[Direction] Give an exact copy of every line, leaving images out.

#### Extracted information

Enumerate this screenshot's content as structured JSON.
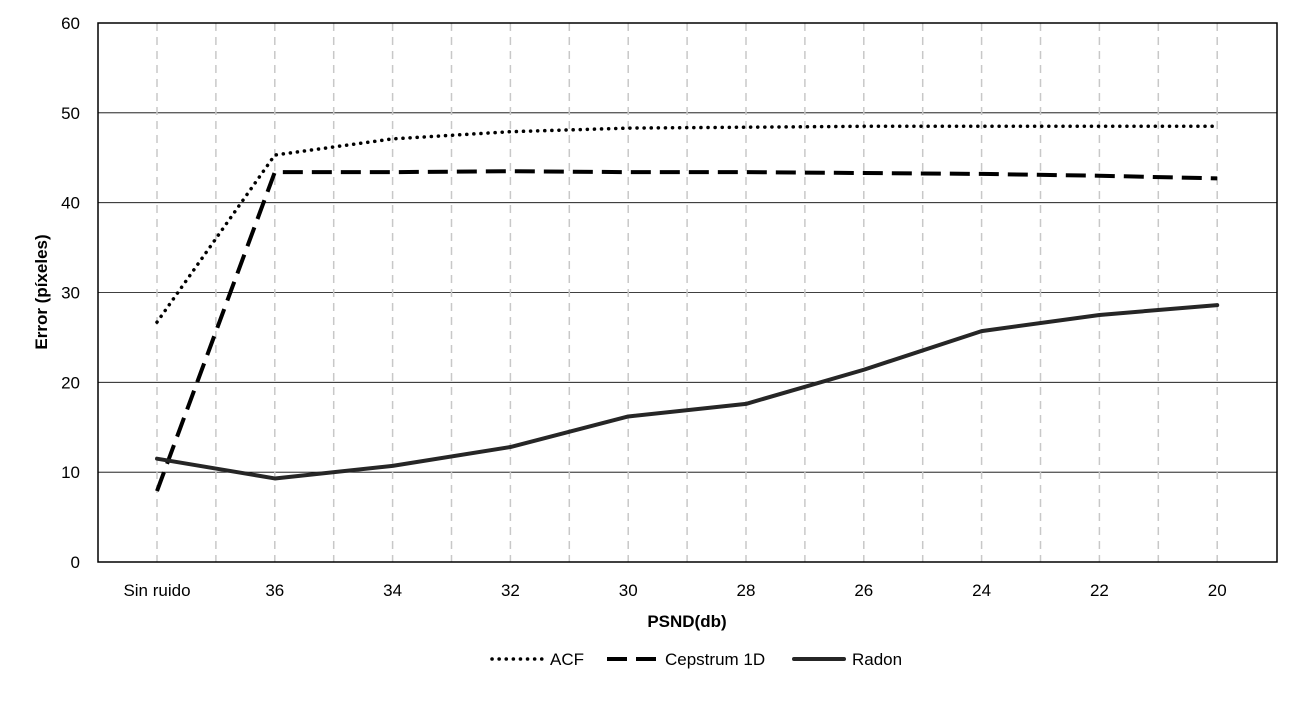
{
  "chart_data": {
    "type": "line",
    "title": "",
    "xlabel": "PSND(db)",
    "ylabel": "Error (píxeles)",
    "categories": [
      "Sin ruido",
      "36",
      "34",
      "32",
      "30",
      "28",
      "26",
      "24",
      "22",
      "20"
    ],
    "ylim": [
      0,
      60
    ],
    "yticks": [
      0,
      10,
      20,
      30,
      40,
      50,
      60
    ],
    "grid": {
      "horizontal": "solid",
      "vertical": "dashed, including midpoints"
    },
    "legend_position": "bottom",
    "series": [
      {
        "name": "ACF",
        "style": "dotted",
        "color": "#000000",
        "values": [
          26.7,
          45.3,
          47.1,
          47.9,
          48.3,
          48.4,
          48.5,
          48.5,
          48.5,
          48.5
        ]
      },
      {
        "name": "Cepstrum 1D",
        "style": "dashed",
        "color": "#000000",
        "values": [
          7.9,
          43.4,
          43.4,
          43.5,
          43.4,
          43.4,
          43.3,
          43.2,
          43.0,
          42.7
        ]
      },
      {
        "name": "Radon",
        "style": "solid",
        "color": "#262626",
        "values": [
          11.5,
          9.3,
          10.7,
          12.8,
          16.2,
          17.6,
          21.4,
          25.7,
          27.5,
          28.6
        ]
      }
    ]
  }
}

########

[Output below]
Enumerate this screenshot's content as structured JSON.
{
  "chart_data": {
    "type": "line",
    "title": "",
    "xlabel": "PSND(db)",
    "ylabel": "Error (píxeles)",
    "categories": [
      "Sin ruido",
      "36",
      "34",
      "32",
      "30",
      "28",
      "26",
      "24",
      "22",
      "20"
    ],
    "ylim": [
      0,
      60
    ],
    "yticks": [
      0,
      10,
      20,
      30,
      40,
      50,
      60
    ],
    "grid": {
      "horizontal": "solid",
      "vertical": "dashed, including midpoints"
    },
    "legend_position": "bottom",
    "series": [
      {
        "name": "ACF",
        "style": "dotted",
        "color": "#000000",
        "values": [
          26.7,
          45.3,
          47.1,
          47.9,
          48.3,
          48.4,
          48.5,
          48.5,
          48.5,
          48.5
        ]
      },
      {
        "name": "Cepstrum 1D",
        "style": "dashed",
        "color": "#000000",
        "values": [
          7.9,
          43.4,
          43.4,
          43.5,
          43.4,
          43.4,
          43.3,
          43.2,
          43.0,
          42.7
        ]
      },
      {
        "name": "Radon",
        "style": "solid",
        "color": "#262626",
        "values": [
          11.5,
          9.3,
          10.7,
          12.8,
          16.2,
          17.6,
          21.4,
          25.7,
          27.5,
          28.6
        ]
      }
    ]
  }
}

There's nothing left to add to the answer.